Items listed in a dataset
[Begin]

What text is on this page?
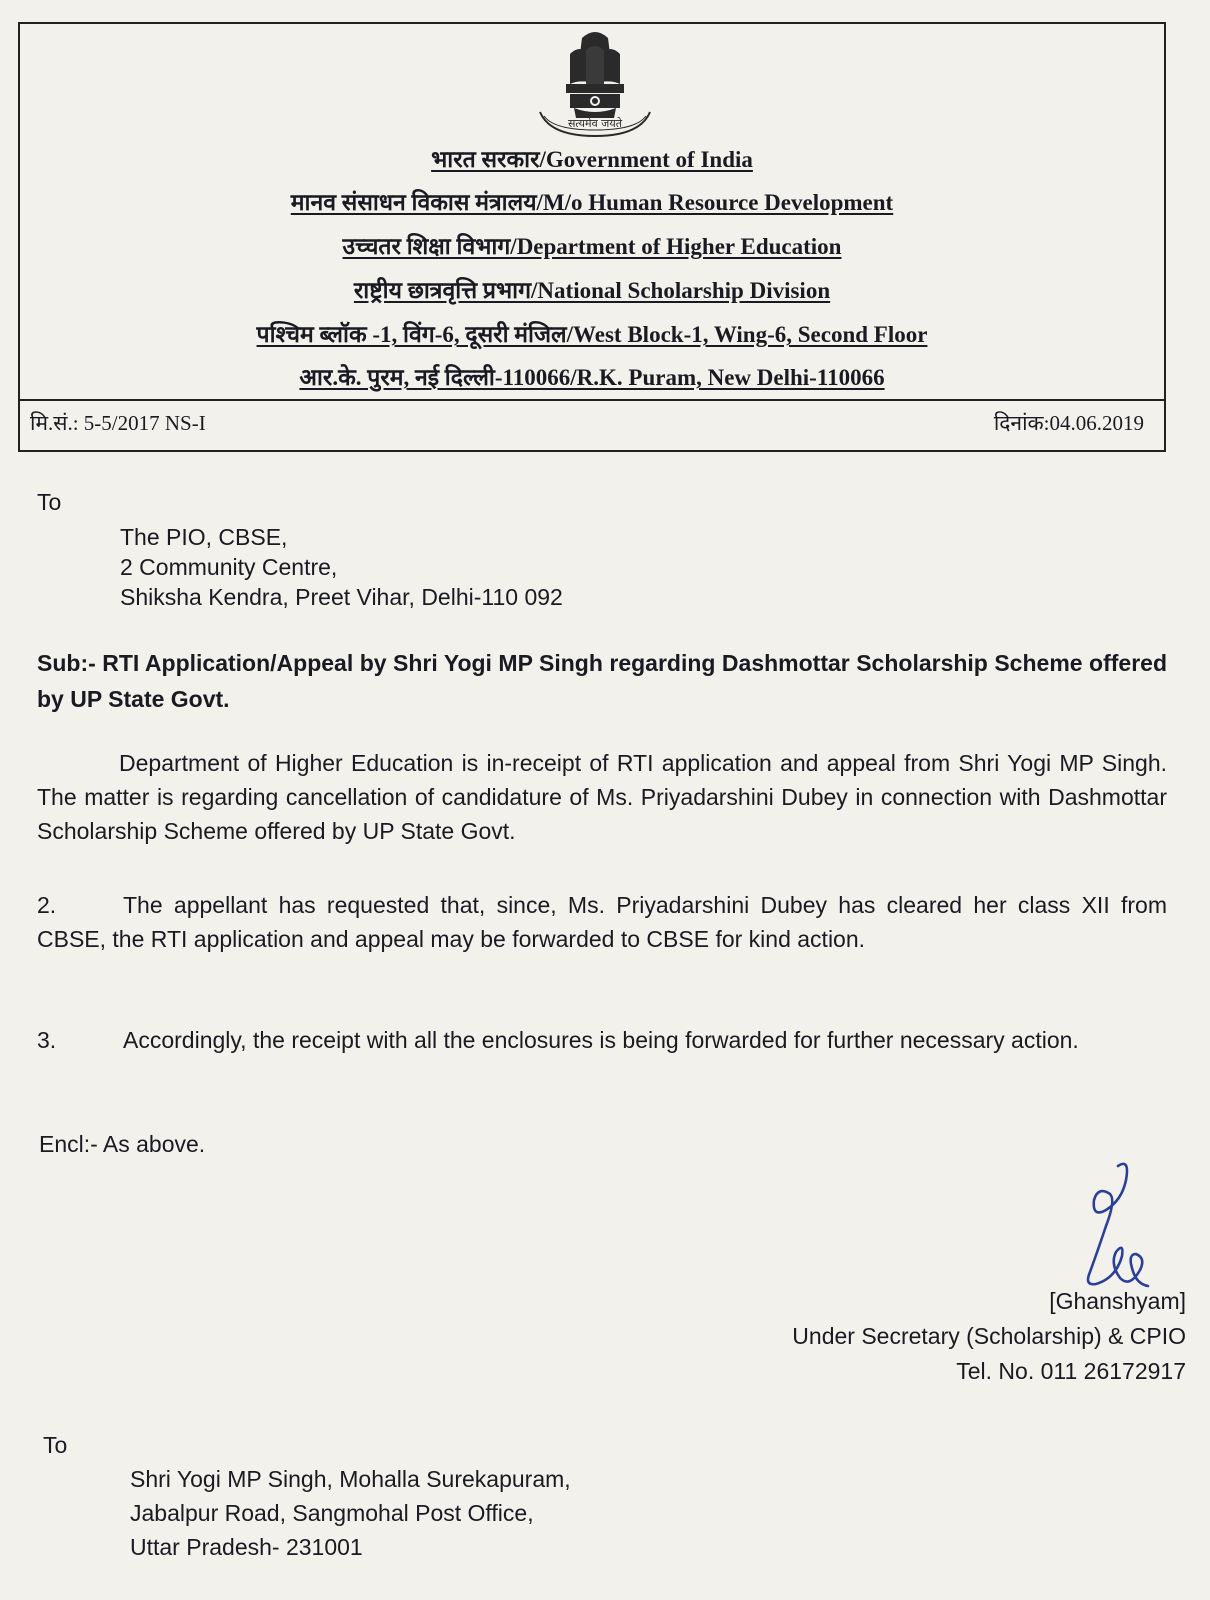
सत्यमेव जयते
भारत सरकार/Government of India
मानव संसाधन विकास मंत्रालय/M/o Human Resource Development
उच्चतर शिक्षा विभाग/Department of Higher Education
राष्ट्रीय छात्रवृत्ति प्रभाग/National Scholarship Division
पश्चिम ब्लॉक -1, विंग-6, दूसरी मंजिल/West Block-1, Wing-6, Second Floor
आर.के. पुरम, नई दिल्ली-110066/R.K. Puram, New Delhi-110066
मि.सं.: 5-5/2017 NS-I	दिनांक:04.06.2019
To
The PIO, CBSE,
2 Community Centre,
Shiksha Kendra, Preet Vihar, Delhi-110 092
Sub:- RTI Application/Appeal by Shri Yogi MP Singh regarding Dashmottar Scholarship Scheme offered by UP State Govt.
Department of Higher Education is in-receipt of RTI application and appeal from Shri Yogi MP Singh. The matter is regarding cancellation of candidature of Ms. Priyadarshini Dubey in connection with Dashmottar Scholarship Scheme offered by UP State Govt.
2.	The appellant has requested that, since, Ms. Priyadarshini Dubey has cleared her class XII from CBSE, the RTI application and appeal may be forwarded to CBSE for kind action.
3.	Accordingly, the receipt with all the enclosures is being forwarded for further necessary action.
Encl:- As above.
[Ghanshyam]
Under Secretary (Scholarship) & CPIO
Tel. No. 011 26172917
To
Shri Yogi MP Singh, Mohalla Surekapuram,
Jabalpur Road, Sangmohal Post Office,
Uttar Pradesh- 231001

[End]

### YOUR INSTRUCTIONS
Return every line in the listing that contains the word "Department".

### RIGHT ANSWER
उच्चतर शिक्षा विभाग/Department of Higher Education
Department of Higher Education is in-receipt of RTI application and appeal from Shri Yogi MP Singh. The matter is regarding cancellation of candidature of Ms. Priyadarshini Dubey in connection with Dashmottar Scholarship Scheme offered by UP State Govt.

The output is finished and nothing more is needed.